Short exercise -
Without the pictures, set down the records below word for word.

Stored data -

____________________

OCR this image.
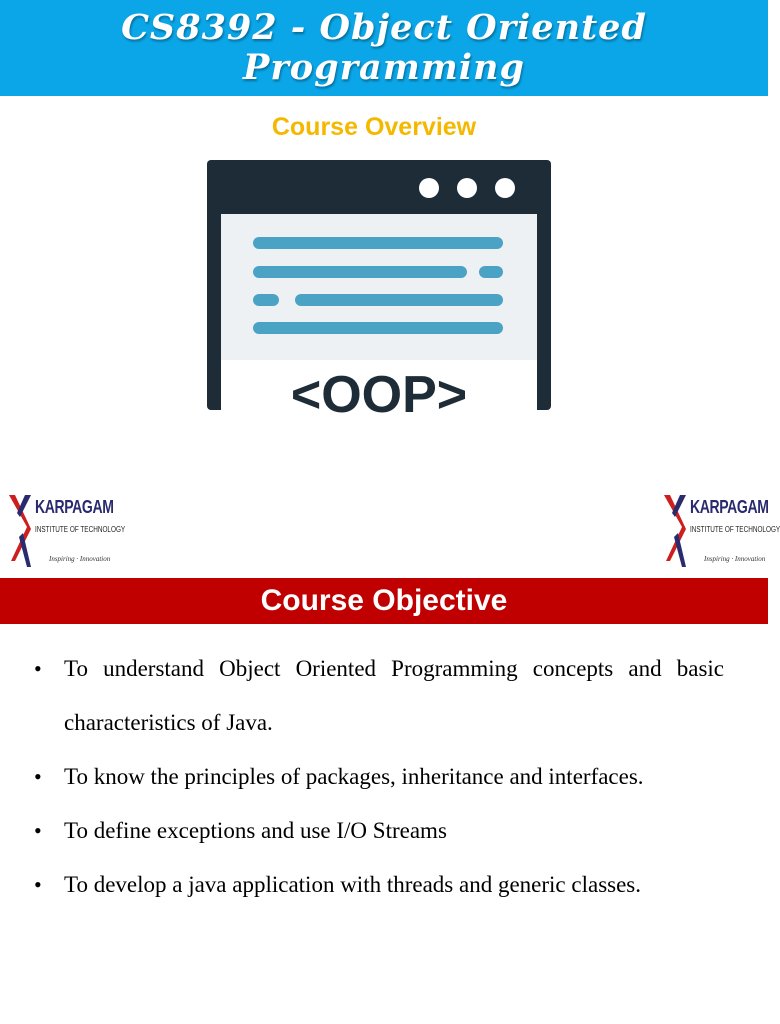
CS8392 - Object Oriented Programming
Course Overview
<OOP>
KARPAGAM
INSTITUTE OF TECHNOLOGY
Inspiring · Innovation
KARPAGAM
INSTITUTE OF TECHNOLOGY
Inspiring · Innovation
Course Objective
• To understand Object Oriented Programming concepts and basic characteristics of Java.
• To know the principles of packages, inheritance and interfaces.
• To define exceptions and use I/O Streams
• To develop a java application with threads and generic classes.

____________________

Full response -
OCR this image.
CS8392 - Object Oriented Programming
Course Overview
<OOP>
KARPAGAM
INSTITUTE OF TECHNOLOGY
Inspiring · Innovation
KARPAGAM
INSTITUTE OF TECHNOLOGY
Inspiring · Innovation
Course Objective
• To understand Object Oriented Programming concepts and basic characteristics of Java.
• To know the principles of packages, inheritance and interfaces.
• To define exceptions and use I/O Streams
• To develop a java application with threads and generic classes.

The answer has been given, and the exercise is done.